§ **INPUT FOR THIS TASK**:
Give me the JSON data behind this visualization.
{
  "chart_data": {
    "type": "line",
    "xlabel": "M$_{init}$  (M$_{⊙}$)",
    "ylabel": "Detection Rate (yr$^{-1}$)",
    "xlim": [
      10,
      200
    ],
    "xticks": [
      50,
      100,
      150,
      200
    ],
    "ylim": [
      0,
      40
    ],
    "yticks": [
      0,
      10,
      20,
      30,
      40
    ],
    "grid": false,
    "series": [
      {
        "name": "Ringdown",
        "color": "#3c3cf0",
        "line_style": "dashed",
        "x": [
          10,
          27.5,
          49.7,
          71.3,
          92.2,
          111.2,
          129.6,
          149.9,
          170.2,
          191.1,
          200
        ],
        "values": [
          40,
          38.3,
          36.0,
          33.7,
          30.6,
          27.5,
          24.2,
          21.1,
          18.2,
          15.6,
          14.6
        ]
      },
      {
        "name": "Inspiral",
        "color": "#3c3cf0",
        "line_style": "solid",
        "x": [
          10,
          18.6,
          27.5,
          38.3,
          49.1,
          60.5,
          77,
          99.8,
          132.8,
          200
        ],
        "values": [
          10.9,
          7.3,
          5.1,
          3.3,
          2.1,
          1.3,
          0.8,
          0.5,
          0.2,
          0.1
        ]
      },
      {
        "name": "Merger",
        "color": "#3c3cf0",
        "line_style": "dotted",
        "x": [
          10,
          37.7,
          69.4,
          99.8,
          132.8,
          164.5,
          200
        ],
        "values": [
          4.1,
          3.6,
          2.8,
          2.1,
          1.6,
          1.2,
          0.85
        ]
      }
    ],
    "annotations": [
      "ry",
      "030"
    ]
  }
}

§ **EXERCISE DETAILS**: Restate each entry exactly, skipping none.

§ **RESULT OF THE TASK**:
Give me the JSON data behind this visualization.
{
  "chart_data": {
    "type": "line",
    "xlabel": "M$_{init}$  (M$_{⊙}$)",
    "ylabel": "Detection Rate (yr$^{-1}$)",
    "xlim": [
      10,
      200
    ],
    "xticks": [
      50,
      100,
      150,
      200
    ],
    "ylim": [
      0,
      40
    ],
    "yticks": [
      0,
      10,
      20,
      30,
      40
    ],
    "grid": false,
    "series": [
      {
        "name": "Ringdown",
        "color": "#3c3cf0",
        "line_style": "dashed",
        "x": [
          10,
          27.5,
          49.7,
          71.3,
          92.2,
          111.2,
          129.6,
          149.9,
          170.2,
          191.1,
          200
        ],
        "values": [
          40,
          38.3,
          36.0,
          33.7,
          30.6,
          27.5,
          24.2,
          21.1,
          18.2,
          15.6,
          14.6
        ]
      },
      {
        "name": "Inspiral",
        "color": "#3c3cf0",
        "line_style": "solid",
        "x": [
          10,
          18.6,
          27.5,
          38.3,
          49.1,
          60.5,
          77,
          99.8,
          132.8,
          200
        ],
        "values": [
          10.9,
          7.3,
          5.1,
          3.3,
          2.1,
          1.3,
          0.8,
          0.5,
          0.2,
          0.1
        ]
      },
      {
        "name": "Merger",
        "color": "#3c3cf0",
        "line_style": "dotted",
        "x": [
          10,
          37.7,
          69.4,
          99.8,
          132.8,
          164.5,
          200
        ],
        "values": [
          4.1,
          3.6,
          2.8,
          2.1,
          1.6,
          1.2,
          0.85
        ]
      }
    ],
    "annotations": [
      "ry",
      "030"
    ]
  }
}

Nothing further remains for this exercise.